Saved entries

..............................

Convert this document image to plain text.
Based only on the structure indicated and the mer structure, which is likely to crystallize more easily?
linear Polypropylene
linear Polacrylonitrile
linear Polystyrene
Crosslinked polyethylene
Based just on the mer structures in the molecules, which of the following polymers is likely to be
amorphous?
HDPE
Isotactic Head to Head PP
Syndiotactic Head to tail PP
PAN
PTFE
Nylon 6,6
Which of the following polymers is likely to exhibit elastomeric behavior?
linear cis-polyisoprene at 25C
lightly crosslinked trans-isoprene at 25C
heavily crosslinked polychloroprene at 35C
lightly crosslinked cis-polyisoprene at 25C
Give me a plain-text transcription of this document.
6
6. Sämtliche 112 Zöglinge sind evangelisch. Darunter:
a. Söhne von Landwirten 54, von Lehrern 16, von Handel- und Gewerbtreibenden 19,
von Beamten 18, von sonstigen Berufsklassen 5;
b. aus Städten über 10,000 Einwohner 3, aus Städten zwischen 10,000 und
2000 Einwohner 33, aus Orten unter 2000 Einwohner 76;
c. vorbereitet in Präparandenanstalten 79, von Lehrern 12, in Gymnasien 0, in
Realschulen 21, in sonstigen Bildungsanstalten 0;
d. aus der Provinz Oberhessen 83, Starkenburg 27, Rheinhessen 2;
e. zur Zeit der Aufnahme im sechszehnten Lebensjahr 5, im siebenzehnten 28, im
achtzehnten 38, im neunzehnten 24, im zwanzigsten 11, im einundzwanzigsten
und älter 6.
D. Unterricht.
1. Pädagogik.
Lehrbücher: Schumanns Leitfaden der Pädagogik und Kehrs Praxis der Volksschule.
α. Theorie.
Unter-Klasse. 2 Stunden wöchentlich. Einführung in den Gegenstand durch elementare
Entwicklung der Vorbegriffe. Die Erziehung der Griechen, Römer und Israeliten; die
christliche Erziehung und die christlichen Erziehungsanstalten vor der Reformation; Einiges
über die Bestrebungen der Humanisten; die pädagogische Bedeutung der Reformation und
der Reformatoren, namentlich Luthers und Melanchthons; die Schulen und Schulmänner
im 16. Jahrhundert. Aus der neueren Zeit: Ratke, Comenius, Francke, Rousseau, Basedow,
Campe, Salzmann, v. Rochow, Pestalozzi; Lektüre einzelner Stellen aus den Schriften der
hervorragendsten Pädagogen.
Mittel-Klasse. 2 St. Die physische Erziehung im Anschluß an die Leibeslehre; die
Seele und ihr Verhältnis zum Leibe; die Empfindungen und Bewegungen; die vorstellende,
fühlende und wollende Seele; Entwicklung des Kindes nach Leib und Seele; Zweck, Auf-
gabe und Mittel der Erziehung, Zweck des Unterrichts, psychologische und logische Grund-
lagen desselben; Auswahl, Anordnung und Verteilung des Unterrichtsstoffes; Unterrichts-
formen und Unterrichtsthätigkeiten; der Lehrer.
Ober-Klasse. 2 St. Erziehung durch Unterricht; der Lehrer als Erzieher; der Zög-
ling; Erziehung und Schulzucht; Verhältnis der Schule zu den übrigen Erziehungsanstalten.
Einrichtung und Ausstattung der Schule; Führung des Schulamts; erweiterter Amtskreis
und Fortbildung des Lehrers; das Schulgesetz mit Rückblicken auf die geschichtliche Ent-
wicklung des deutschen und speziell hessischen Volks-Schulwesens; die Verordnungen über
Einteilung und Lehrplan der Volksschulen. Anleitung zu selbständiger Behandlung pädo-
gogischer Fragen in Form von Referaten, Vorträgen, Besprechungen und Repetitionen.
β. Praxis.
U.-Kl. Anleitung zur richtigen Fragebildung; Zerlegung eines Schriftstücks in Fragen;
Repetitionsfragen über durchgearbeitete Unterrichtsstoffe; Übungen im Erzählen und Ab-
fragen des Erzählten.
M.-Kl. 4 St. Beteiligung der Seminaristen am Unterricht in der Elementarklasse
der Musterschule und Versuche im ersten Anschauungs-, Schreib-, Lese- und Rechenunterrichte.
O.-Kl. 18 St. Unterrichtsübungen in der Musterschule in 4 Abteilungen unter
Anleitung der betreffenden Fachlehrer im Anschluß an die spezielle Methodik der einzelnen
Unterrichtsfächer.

..............................

WORK REQUIRED: Restate each record word for word.

ANSWER TO THE EXERCISE:
Convert this document image to plain text.
Based only on the structure indicated and the mer structure, which is likely to crystallize more easily?
linear Polypropylene
linear Polacrylonitrile
linear Polystyrene
Crosslinked polyethylene
Based just on the mer structures in the molecules, which of the following polymers is likely to be
amorphous?
HDPE
Isotactic Head to Head PP
Syndiotactic Head to tail PP
PAN
PTFE
Nylon 6,6
Which of the following polymers is likely to exhibit elastomeric behavior?
linear cis-polyisoprene at 25C
lightly crosslinked trans-isoprene at 25C
heavily crosslinked polychloroprene at 35C
lightly crosslinked cis-polyisoprene at 25C
Give me a plain-text transcription of this document.
6
6. Sämtliche 112 Zöglinge sind evangelisch. Darunter:
a. Söhne von Landwirten 54, von Lehrern 16, von Handel- und Gewerbtreibenden 19,
von Beamten 18, von sonstigen Berufsklassen 5;
b. aus Städten über 10,000 Einwohner 3, aus Städten zwischen 10,000 und
2000 Einwohner 33, aus Orten unter 2000 Einwohner 76;
c. vorbereitet in Präparandenanstalten 79, von Lehrern 12, in Gymnasien 0, in
Realschulen 21, in sonstigen Bildungsanstalten 0;
d. aus der Provinz Oberhessen 83, Starkenburg 27, Rheinhessen 2;
e. zur Zeit der Aufnahme im sechszehnten Lebensjahr 5, im siebenzehnten 28, im
achtzehnten 38, im neunzehnten 24, im zwanzigsten 11, im einundzwanzigsten
und älter 6.
D. Unterricht.
1. Pädagogik.
Lehrbücher: Schumanns Leitfaden der Pädagogik und Kehrs Praxis der Volksschule.
α. Theorie.
Unter-Klasse. 2 Stunden wöchentlich. Einführung in den Gegenstand durch elementare
Entwicklung der Vorbegriffe. Die Erziehung der Griechen, Römer und Israeliten; die
christliche Erziehung und die christlichen Erziehungsanstalten vor der Reformation; Einiges
über die Bestrebungen der Humanisten; die pädagogische Bedeutung der Reformation und
der Reformatoren, namentlich Luthers und Melanchthons; die Schulen und Schulmänner
im 16. Jahrhundert. Aus der neueren Zeit: Ratke, Comenius, Francke, Rousseau, Basedow,
Campe, Salzmann, v. Rochow, Pestalozzi; Lektüre einzelner Stellen aus den Schriften der
hervorragendsten Pädagogen.
Mittel-Klasse. 2 St. Die physische Erziehung im Anschluß an die Leibeslehre; die
Seele und ihr Verhältnis zum Leibe; die Empfindungen und Bewegungen; die vorstellende,
fühlende und wollende Seele; Entwicklung des Kindes nach Leib und Seele; Zweck, Auf-
gabe und Mittel der Erziehung, Zweck des Unterrichts, psychologische und logische Grund-
lagen desselben; Auswahl, Anordnung und Verteilung des Unterrichtsstoffes; Unterrichts-
formen und Unterrichtsthätigkeiten; der Lehrer.
Ober-Klasse. 2 St. Erziehung durch Unterricht; der Lehrer als Erzieher; der Zög-
ling; Erziehung und Schulzucht; Verhältnis der Schule zu den übrigen Erziehungsanstalten.
Einrichtung und Ausstattung der Schule; Führung des Schulamts; erweiterter Amtskreis
und Fortbildung des Lehrers; das Schulgesetz mit Rückblicken auf die geschichtliche Ent-
wicklung des deutschen und speziell hessischen Volks-Schulwesens; die Verordnungen über
Einteilung und Lehrplan der Volksschulen. Anleitung zu selbständiger Behandlung pädo-
gogischer Fragen in Form von Referaten, Vorträgen, Besprechungen und Repetitionen.
β. Praxis.
U.-Kl. Anleitung zur richtigen Fragebildung; Zerlegung eines Schriftstücks in Fragen;
Repetitionsfragen über durchgearbeitete Unterrichtsstoffe; Übungen im Erzählen und Ab-
fragen des Erzählten.
M.-Kl. 4 St. Beteiligung der Seminaristen am Unterricht in der Elementarklasse
der Musterschule und Versuche im ersten Anschauungs-, Schreib-, Lese- und Rechenunterrichte.
O.-Kl. 18 St. Unterrichtsübungen in der Musterschule in 4 Abteilungen unter
Anleitung der betreffenden Fachlehrer im Anschluß an die spezielle Methodik der einzelnen
Unterrichtsfächer.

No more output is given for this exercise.